-- Begin RECORD EXTRACTS --

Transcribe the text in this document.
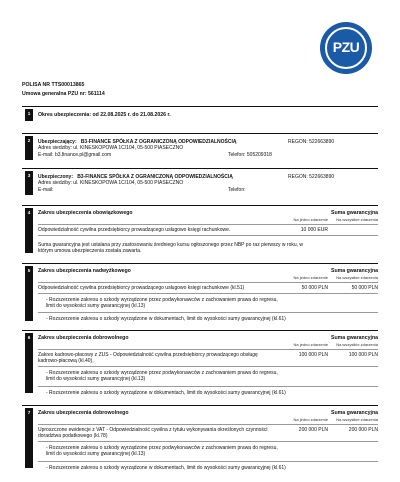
PZU
POLISA NR TTS00013865
Umowa generalna PZU nr: 561114
1	Okres ubezpieczenia: od 22.08.2025 r. do 21.08.2026 r.
2	Ubezpieczający: B3-FINANCE SPÓŁKA Z OGRANICZONĄ ODPOWIEDZIALNOŚCIĄ	REGON: 522663890
Adres siedziby: ul. KINESKOPOWA 1C/104, 05-500 PIASECZNO
E-mail: b3.finance.pl@gmail.com	Telefon: 505209318
3	Ubezpieczony: B3-FINANCE SPÓŁKA Z OGRANICZONĄ ODPOWIEDZIALNOŚCIĄ	REGON: 522663890
Adres siedziby: ul. KINESKOPOWA 1C/104, 05-500 PIASECZNO
E-mail:	Telefon:
4	Zakres ubezpieczenia obowiązkowego	Suma gwarancyjna
Na jedno zdarzenie	Na wszystkie zdarzenia
Odpowiedzialność cywilna przedsiębiorcy prowadzącego usługowo księgi rachunkowe.	10 000 EUR
Suma gwarancyjna jest ustalana przy zastosowaniu średniego kursu ogłoszonego przez NBP po raz pierwszy w roku, w którym umowa ubezpieczenia została zawarta.
5	Zakres ubezpieczenia nadwyżkowego	Suma gwarancyjna
Na jedno zdarzenie	Na wszystkie zdarzenia
Odpowiedzialność cywilna przedsiębiorcy prowadzącego usługowo księgi rachunkowe (kl.51)	50 000 PLN	50 000 PLN
- Rozszerzenie zakresu o szkody wyrządzone przez podwykonawców z zachowaniem prawa do regresu, limit do wysokości sumy gwarancyjnej (kl.13)
- Rozszerzenie zakresu o szkody wyrządzone w dokumentach, limit do wysokości sumy gwarancyjnej (kl.61)
6	Zakres ubezpieczenia dobrowolnego	Suma gwarancyjna
Na jedno zdarzenie	Na wszystkie zdarzenia
Zakres kadrowo-płacowy z ZUS - Odpowiedzialność cywilna przedsiębiorcy prowadzącego obsługę kadrowo-płacową (kl.40),
100 000 PLN	100 000 PLN
- Rozszerzenie zakresu o szkody wyrządzone przez podwykonawców z zachowaniem prawa do regresu, limit do wysokości sumy gwarancyjnej (kl.13)
- Rozszerzenie zakresu o szkody wyrządzone w dokumentach, limit do wysokości sumy gwarancyjnej (kl.61)
7	Zakres ubezpieczenia dobrowolnego	Suma gwarancyjna
Na jedno zdarzenie	Na wszystkie zdarzenia
Uproszczone ewidencje z VAT - Odpowiedzialność cywilna z tytułu wykonywania określonych czynności doradztwa podatkowego (kl.78)
200 000 PLN	200 000 PLN
- Rozszerzenie zakresu o szkody wyrządzone przez podwykonawców z zachowaniem prawa do regresu, limit do wysokości sumy gwarancyjnej (kl.13)
- Rozszerzenie zakresu o szkody wyrządzone w dokumentach, limit do wysokości sumy gwarancyjnej (kl.61)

-- End RECORD EXTRACTS --

Out of the records, collect only those lines that contain the string "REGON".

2	Ubezpieczający: B3-FINANCE SPÓŁKA Z OGRANICZONĄ ODPOWIEDZIALNOŚCIĄ	REGON: 522663890
3	Ubezpieczony: B3-FINANCE SPÓŁKA Z OGRANICZONĄ ODPOWIEDZIALNOŚCIĄ	REGON: 522663890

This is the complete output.